Brief: Filter these entries, keeping only lines that hold the word "xlabel".

Dataset entries on figures:
..........

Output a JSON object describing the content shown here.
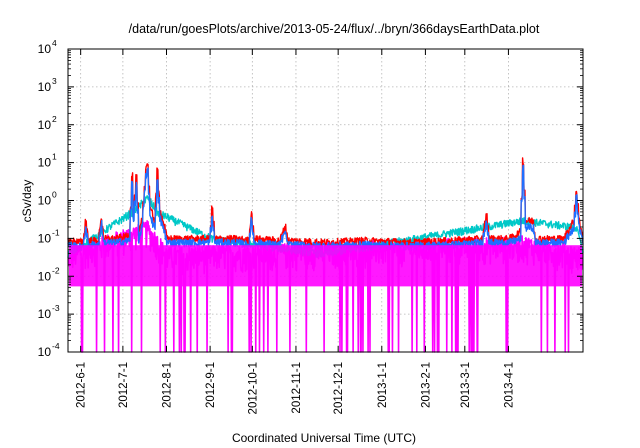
{
  "chart_data": {
    "type": "line",
    "title": "/data/run/goesPlots/archive/2013-05-24/flux/../bryn/366daysEarthData.plot",
    "xlabel": "Coordinated Universal Time (UTC)",
    "ylabel": "cSv/day",
    "yscale": "log",
    "ylim": [
      0.0001,
      10000
    ],
    "xlim": [
      "2012-05-23",
      "2013-05-24"
    ],
    "grid": true,
    "legend": "none",
    "y_ticks": [
      {
        "value": 0.0001,
        "base": "10",
        "exp": "-4"
      },
      {
        "value": 0.001,
        "base": "10",
        "exp": "-3"
      },
      {
        "value": 0.01,
        "base": "10",
        "exp": "-2"
      },
      {
        "value": 0.1,
        "base": "10",
        "exp": "-1"
      },
      {
        "value": 1,
        "base": "10",
        "exp": "0"
      },
      {
        "value": 10,
        "base": "10",
        "exp": "1"
      },
      {
        "value": 100,
        "base": "10",
        "exp": "2"
      },
      {
        "value": 1000,
        "base": "10",
        "exp": "3"
      },
      {
        "value": 10000,
        "base": "10",
        "exp": "4"
      }
    ],
    "x_ticks": [
      {
        "date": "2012-06-01",
        "label": "2012-6-1"
      },
      {
        "date": "2012-07-01",
        "label": "2012-7-1"
      },
      {
        "date": "2012-08-01",
        "label": "2012-8-1"
      },
      {
        "date": "2012-09-01",
        "label": "2012-9-1"
      },
      {
        "date": "2012-10-01",
        "label": "2012-10-1"
      },
      {
        "date": "2012-11-01",
        "label": "2012-11-1"
      },
      {
        "date": "2012-12-01",
        "label": "2012-12-1"
      },
      {
        "date": "2013-01-01",
        "label": "2013-1-1"
      },
      {
        "date": "2013-02-01",
        "label": "2013-2-1"
      },
      {
        "date": "2013-03-01",
        "label": "2013-3-1"
      },
      {
        "date": "2013-04-01",
        "label": "2013-4-1"
      }
    ],
    "series": [
      {
        "color": "#ff0000",
        "points": [
          [
            "2012-05-23",
            0.09
          ],
          [
            "2012-06-02",
            0.08
          ],
          [
            "2012-06-04",
            0.3
          ],
          [
            "2012-06-06",
            0.09
          ],
          [
            "2012-06-13",
            0.09
          ],
          [
            "2012-06-15",
            0.35
          ],
          [
            "2012-06-17",
            0.1
          ],
          [
            "2012-06-25",
            0.1
          ],
          [
            "2012-07-05",
            0.12
          ],
          [
            "2012-07-07",
            5
          ],
          [
            "2012-07-08",
            0.5
          ],
          [
            "2012-07-10",
            4
          ],
          [
            "2012-07-12",
            0.15
          ],
          [
            "2012-07-14",
            0.3
          ],
          [
            "2012-07-17",
            8
          ],
          [
            "2012-07-18",
            10
          ],
          [
            "2012-07-20",
            0.6
          ],
          [
            "2012-07-23",
            0.3
          ],
          [
            "2012-07-25",
            6
          ],
          [
            "2012-07-27",
            0.5
          ],
          [
            "2012-07-30",
            0.2
          ],
          [
            "2012-08-01",
            0.1
          ],
          [
            "2012-08-15",
            0.1
          ],
          [
            "2012-08-31",
            0.1
          ],
          [
            "2012-09-02",
            0.6
          ],
          [
            "2012-09-04",
            0.1
          ],
          [
            "2012-09-20",
            0.1
          ],
          [
            "2012-09-28",
            0.09
          ],
          [
            "2012-09-30",
            0.5
          ],
          [
            "2012-10-02",
            0.1
          ],
          [
            "2012-10-20",
            0.09
          ],
          [
            "2012-10-24",
            0.2
          ],
          [
            "2012-10-26",
            0.09
          ],
          [
            "2012-11-20",
            0.08
          ],
          [
            "2012-12-20",
            0.09
          ],
          [
            "2013-01-20",
            0.08
          ],
          [
            "2013-02-20",
            0.09
          ],
          [
            "2013-03-13",
            0.1
          ],
          [
            "2013-03-16",
            0.4
          ],
          [
            "2013-03-18",
            0.1
          ],
          [
            "2013-04-01",
            0.1
          ],
          [
            "2013-04-09",
            0.15
          ],
          [
            "2013-04-11",
            12
          ],
          [
            "2013-04-13",
            0.3
          ],
          [
            "2013-04-18",
            0.3
          ],
          [
            "2013-04-20",
            0.1
          ],
          [
            "2013-05-10",
            0.1
          ],
          [
            "2013-05-17",
            0.3
          ],
          [
            "2013-05-19",
            1.8
          ],
          [
            "2013-05-21",
            0.3
          ],
          [
            "2013-05-24",
            0.1
          ]
        ]
      },
      {
        "color": "#1f6fff",
        "points": [
          [
            "2012-05-23",
            0.07
          ],
          [
            "2012-06-02",
            0.06
          ],
          [
            "2012-06-04",
            0.2
          ],
          [
            "2012-06-06",
            0.07
          ],
          [
            "2012-06-13",
            0.07
          ],
          [
            "2012-06-15",
            0.25
          ],
          [
            "2012-06-17",
            0.08
          ],
          [
            "2012-06-25",
            0.08
          ],
          [
            "2012-07-05",
            0.09
          ],
          [
            "2012-07-07",
            3
          ],
          [
            "2012-07-08",
            0.35
          ],
          [
            "2012-07-10",
            2.5
          ],
          [
            "2012-07-12",
            0.1
          ],
          [
            "2012-07-14",
            0.2
          ],
          [
            "2012-07-17",
            5
          ],
          [
            "2012-07-18",
            6
          ],
          [
            "2012-07-20",
            0.4
          ],
          [
            "2012-07-23",
            0.2
          ],
          [
            "2012-07-25",
            3
          ],
          [
            "2012-07-27",
            0.35
          ],
          [
            "2012-07-30",
            0.15
          ],
          [
            "2012-08-01",
            0.08
          ],
          [
            "2012-08-15",
            0.08
          ],
          [
            "2012-08-31",
            0.08
          ],
          [
            "2012-09-02",
            0.35
          ],
          [
            "2012-09-04",
            0.08
          ],
          [
            "2012-09-20",
            0.08
          ],
          [
            "2012-09-28",
            0.07
          ],
          [
            "2012-09-30",
            0.3
          ],
          [
            "2012-10-02",
            0.08
          ],
          [
            "2012-10-20",
            0.07
          ],
          [
            "2012-10-24",
            0.15
          ],
          [
            "2012-10-26",
            0.07
          ],
          [
            "2012-11-20",
            0.065
          ],
          [
            "2012-12-20",
            0.07
          ],
          [
            "2013-01-20",
            0.065
          ],
          [
            "2013-02-20",
            0.07
          ],
          [
            "2013-03-13",
            0.08
          ],
          [
            "2013-03-16",
            0.3
          ],
          [
            "2013-03-18",
            0.08
          ],
          [
            "2013-04-01",
            0.08
          ],
          [
            "2013-04-09",
            0.1
          ],
          [
            "2013-04-11",
            8
          ],
          [
            "2013-04-13",
            0.2
          ],
          [
            "2013-04-18",
            0.2
          ],
          [
            "2013-04-20",
            0.08
          ],
          [
            "2013-05-10",
            0.08
          ],
          [
            "2013-05-17",
            0.2
          ],
          [
            "2013-05-19",
            1.2
          ],
          [
            "2013-05-21",
            0.2
          ],
          [
            "2013-05-24",
            0.08
          ]
        ]
      },
      {
        "color": "#00c8c8",
        "points": [
          [
            "2012-05-23",
            0.04
          ],
          [
            "2012-07-07",
            0.5
          ],
          [
            "2012-07-10",
            0.6
          ],
          [
            "2012-07-18",
            1.2
          ],
          [
            "2012-07-25",
            0.5
          ],
          [
            "2012-09-02",
            0.1
          ],
          [
            "2012-11-20",
            0.04
          ],
          [
            "2013-04-11",
            0.3
          ],
          [
            "2013-05-19",
            0.2
          ],
          [
            "2013-05-24",
            0.04
          ]
        ]
      },
      {
        "color": "#ff00ff",
        "points": [
          [
            "2012-05-23",
            0.03
          ],
          [
            "2012-07-18",
            0.15
          ],
          [
            "2012-08-01",
            0.03
          ],
          [
            "2013-04-11",
            0.06
          ],
          [
            "2013-05-24",
            0.03
          ]
        ]
      }
    ]
  }
}
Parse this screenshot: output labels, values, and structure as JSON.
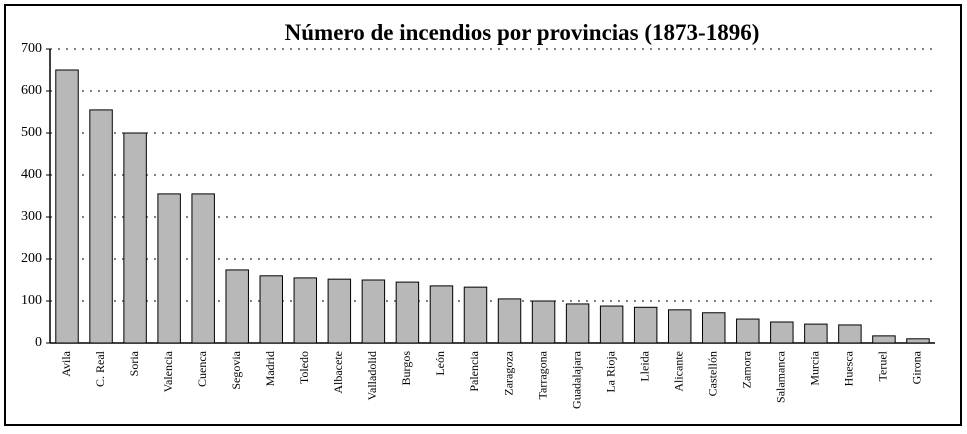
{
  "chart_data": {
    "type": "bar",
    "title": "Número de incendios por provincias (1873-1896)",
    "categories": [
      "Avila",
      "C. Real",
      "Soria",
      "Valencia",
      "Cuenca",
      "Segovia",
      "Madrid",
      "Toledo",
      "Albacete",
      "Valladolid",
      "Burgos",
      "León",
      "Palencia",
      "Zaragoza",
      "Tarragona",
      "Guadalajara",
      "La Rioja",
      "Lleida",
      "Alicante",
      "Castellón",
      "Zamora",
      "Salamanca",
      "Murcia",
      "Huesca",
      "Teruel",
      "Girona"
    ],
    "values": [
      650,
      555,
      500,
      355,
      355,
      174,
      160,
      155,
      152,
      150,
      145,
      136,
      133,
      105,
      100,
      93,
      88,
      85,
      79,
      72,
      57,
      50,
      45,
      43,
      17,
      10
    ],
    "color": "#b8b8b8",
    "ylim": [
      0,
      700
    ],
    "yticks": [
      0,
      100,
      200,
      300,
      400,
      500,
      600,
      700
    ],
    "grid": true
  }
}
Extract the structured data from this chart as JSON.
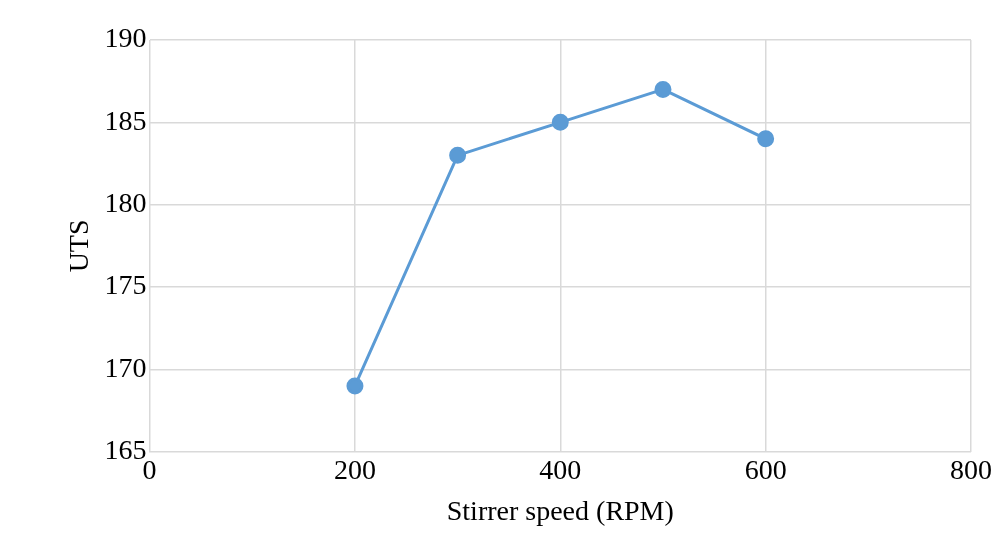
{
  "chart_data": {
    "type": "line",
    "xlabel": "Stirrer speed (RPM)",
    "ylabel": "UTS",
    "x": [
      200,
      300,
      400,
      500,
      600
    ],
    "series": [
      {
        "color": "#5b9bd5",
        "values": [
          169,
          183,
          185,
          187,
          184
        ]
      }
    ],
    "xlim": [
      0,
      800
    ],
    "xticks": [
      0,
      200,
      400,
      600,
      800
    ],
    "ylim": [
      165,
      190
    ],
    "yticks": [
      165,
      170,
      175,
      180,
      185,
      190
    ],
    "grid": true,
    "legend": false,
    "marker": "circle",
    "line_style": "solid"
  }
}
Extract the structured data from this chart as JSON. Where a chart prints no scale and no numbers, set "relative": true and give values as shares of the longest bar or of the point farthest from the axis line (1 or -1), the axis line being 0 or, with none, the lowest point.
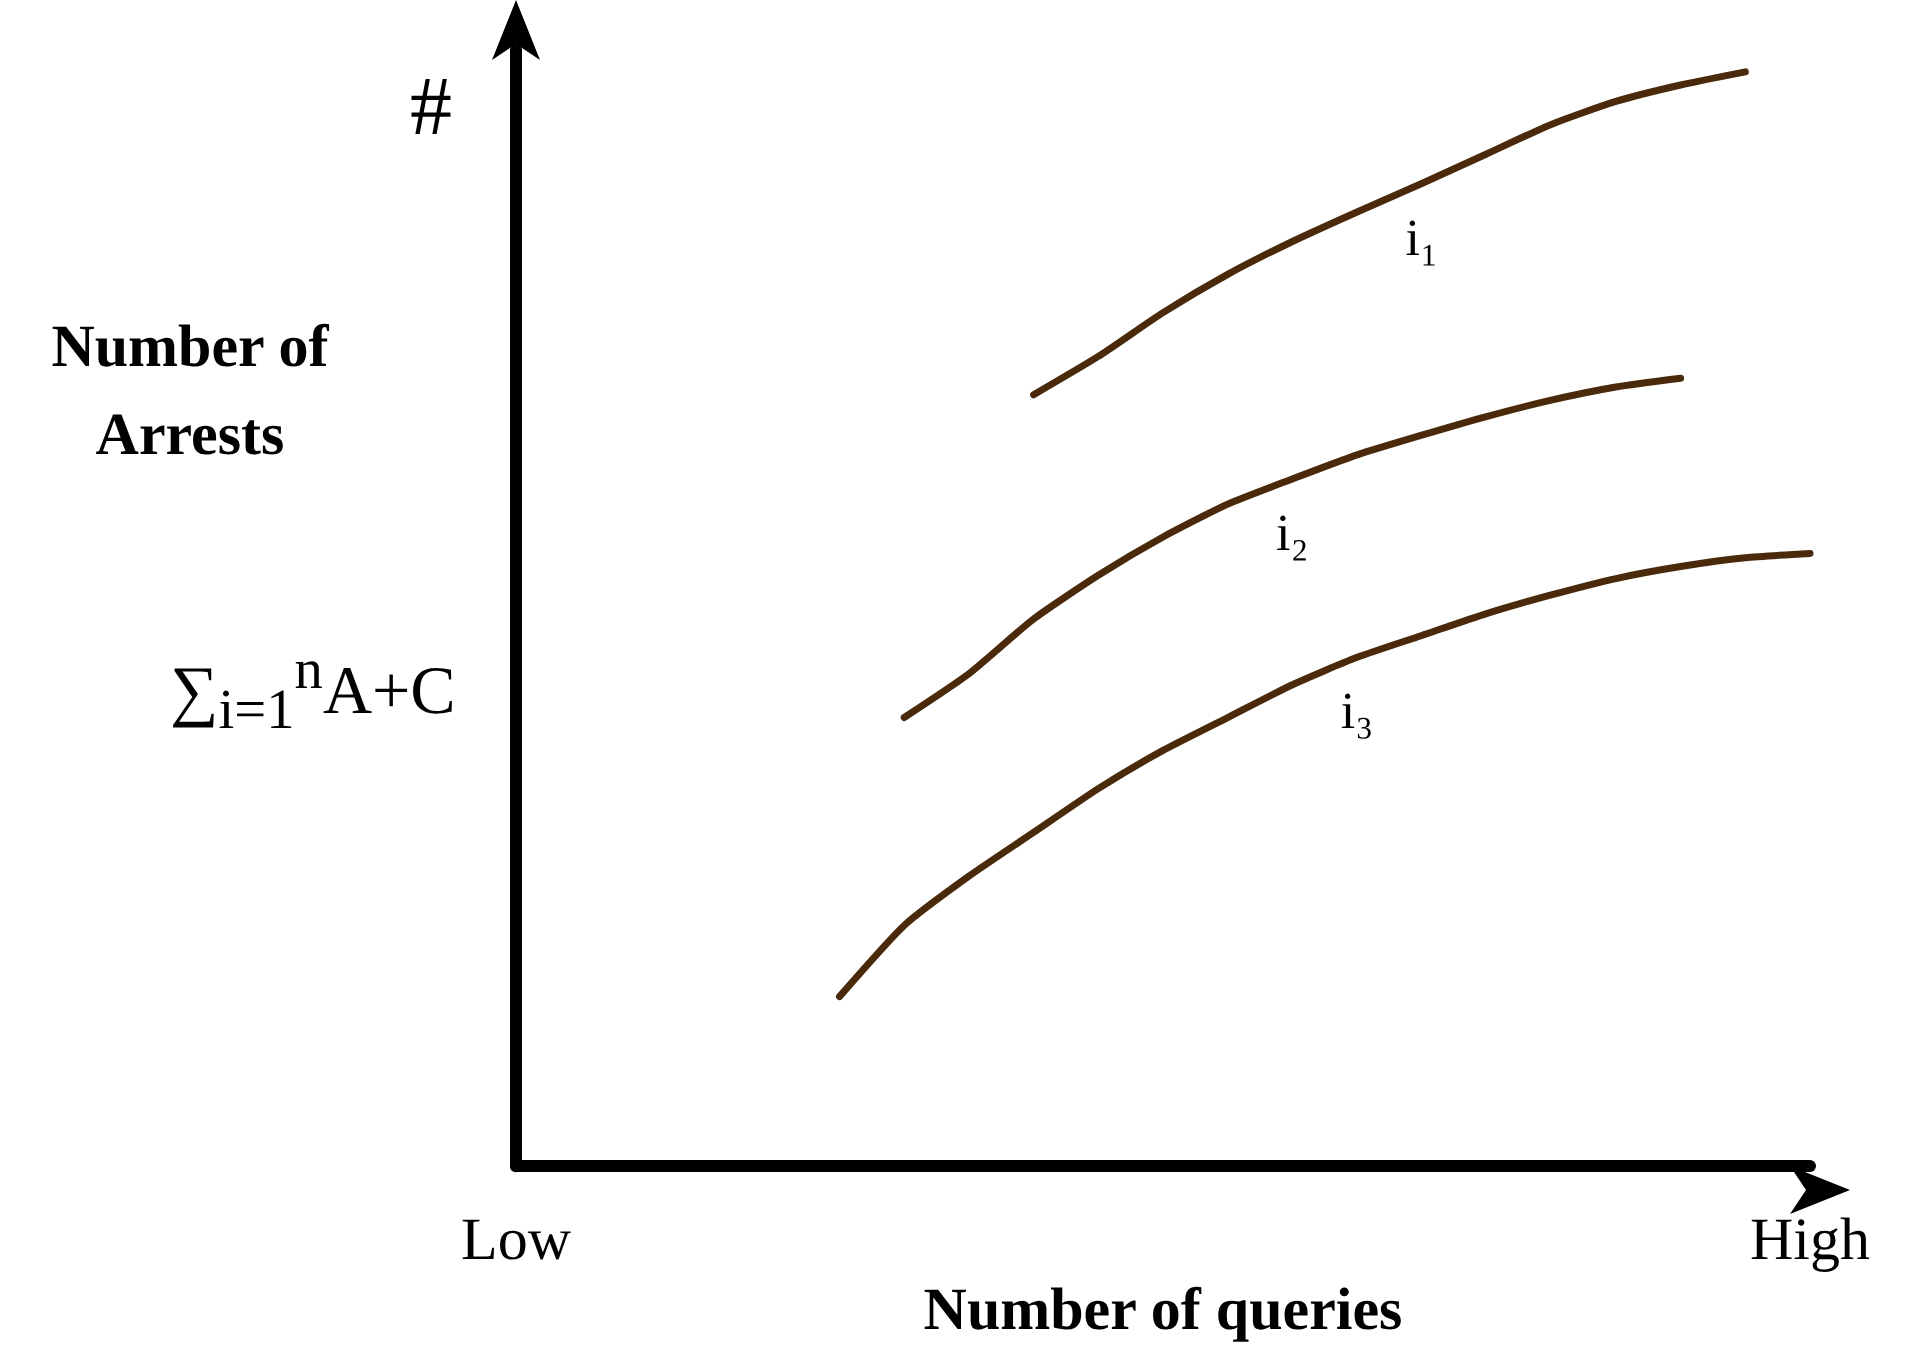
{
  "chart_data": {
    "type": "line",
    "relative": true,
    "xlabel": "Number of queries",
    "ylabel": "Number of Arrests",
    "annotations": [
      "#",
      "∑$_{i=1}$$^{n}$A+C"
    ],
    "categories": [
      "Low",
      null,
      null,
      null,
      null,
      null,
      null,
      null,
      null,
      null,
      null,
      null,
      null,
      null,
      null,
      null,
      null,
      null,
      null,
      null,
      "High"
    ],
    "tick_labels": "x",
    "grid": false,
    "legend": false,
    "marker": "none",
    "line_style": "solid",
    "series": [
      {
        "name": "i₁",
        "color": "#4a2a0a",
        "values": [
          null,
          null,
          null,
          null,
          null,
          null,
          null,
          null,
          0.705,
          0.74,
          0.78,
          0.815,
          0.845,
          0.872,
          0.898,
          0.925,
          0.952,
          0.973,
          0.988,
          1,
          null
        ]
      },
      {
        "name": "i₂",
        "color": "#4a2a0a",
        "values": [
          null,
          null,
          null,
          null,
          null,
          null,
          0.41,
          0.45,
          0.5,
          0.54,
          0.575,
          0.605,
          0.628,
          0.65,
          0.668,
          0.685,
          0.7,
          0.712,
          0.72,
          null,
          null
        ]
      },
      {
        "name": "i₃",
        "color": "#4a2a0a",
        "values": [
          null,
          null,
          null,
          null,
          null,
          0.155,
          0.22,
          0.265,
          0.305,
          0.345,
          0.38,
          0.41,
          0.44,
          0.465,
          0.485,
          0.505,
          0.522,
          0.537,
          0.548,
          0.556,
          0.56
        ]
      }
    ]
  }
}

..........

Exercise answer:
    "xlabel": "Coordinated Universal Time (UTC)",
    "xlabel": "Stirrer speed (RPM)",
    "xlabel": "Number of queries",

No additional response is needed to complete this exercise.